■ **DESCRIPTION OF THE TASK**
Retype the data that follows line by line, exactly, and leave its pictures out.

■ **RECORD LIST**
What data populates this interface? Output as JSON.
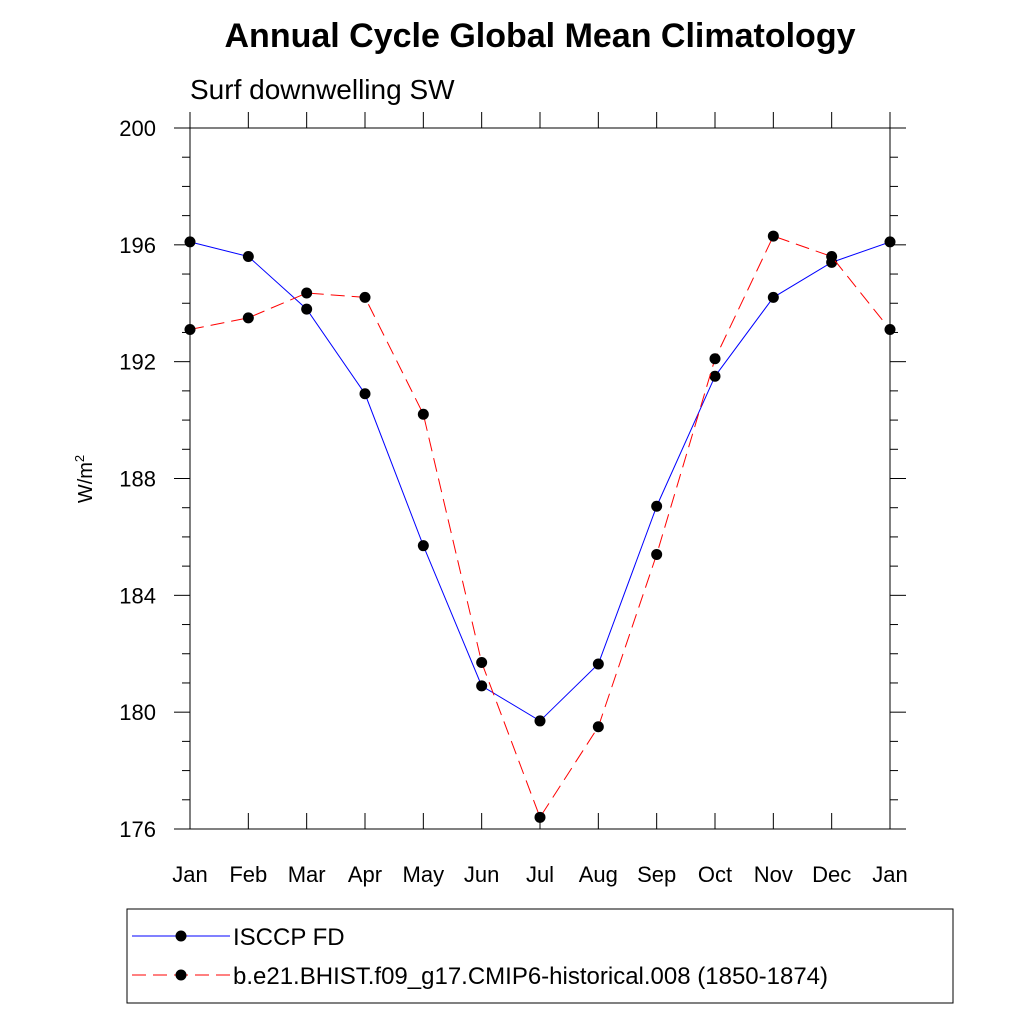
{
  "chart_data": {
    "type": "line",
    "title": "Annual Cycle Global Mean Climatology",
    "subtitle": "Surf downwelling SW",
    "ylabel": "W/m",
    "ylabel_sup": "2",
    "xlabel": "",
    "categories": [
      "Jan",
      "Feb",
      "Mar",
      "Apr",
      "May",
      "Jun",
      "Jul",
      "Aug",
      "Sep",
      "Oct",
      "Nov",
      "Dec",
      "Jan"
    ],
    "ylim": [
      176,
      200
    ],
    "yticks": [
      "176",
      "180",
      "184",
      "188",
      "192",
      "196",
      "200"
    ],
    "grid": false,
    "legend_position": "bottom",
    "series": [
      {
        "name": "ISCCP FD",
        "color": "#0000ff",
        "style": "solid",
        "values": [
          196.1,
          195.6,
          193.8,
          190.9,
          185.7,
          180.9,
          179.7,
          181.65,
          187.05,
          191.5,
          194.2,
          195.4,
          196.1
        ]
      },
      {
        "name": "b.e21.BHIST.f09_g17.CMIP6-historical.008 (1850-1874)",
        "color": "#ff0000",
        "style": "dashed",
        "values": [
          193.1,
          193.5,
          194.35,
          194.2,
          190.2,
          181.7,
          176.4,
          179.5,
          185.4,
          192.1,
          196.3,
          195.6,
          193.1
        ]
      }
    ]
  }
}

■ **EXERCISE OUTPUT**
What data populates this interface? Output as JSON.
{
  "chart_data": {
    "type": "line",
    "title": "Annual Cycle Global Mean Climatology",
    "subtitle": "Surf downwelling SW",
    "ylabel": "W/m",
    "ylabel_sup": "2",
    "xlabel": "",
    "categories": [
      "Jan",
      "Feb",
      "Mar",
      "Apr",
      "May",
      "Jun",
      "Jul",
      "Aug",
      "Sep",
      "Oct",
      "Nov",
      "Dec",
      "Jan"
    ],
    "ylim": [
      176,
      200
    ],
    "yticks": [
      "176",
      "180",
      "184",
      "188",
      "192",
      "196",
      "200"
    ],
    "grid": false,
    "legend_position": "bottom",
    "series": [
      {
        "name": "ISCCP FD",
        "color": "#0000ff",
        "style": "solid",
        "values": [
          196.1,
          195.6,
          193.8,
          190.9,
          185.7,
          180.9,
          179.7,
          181.65,
          187.05,
          191.5,
          194.2,
          195.4,
          196.1
        ]
      },
      {
        "name": "b.e21.BHIST.f09_g17.CMIP6-historical.008 (1850-1874)",
        "color": "#ff0000",
        "style": "dashed",
        "values": [
          193.1,
          193.5,
          194.35,
          194.2,
          190.2,
          181.7,
          176.4,
          179.5,
          185.4,
          192.1,
          196.3,
          195.6,
          193.1
        ]
      }
    ]
  }
}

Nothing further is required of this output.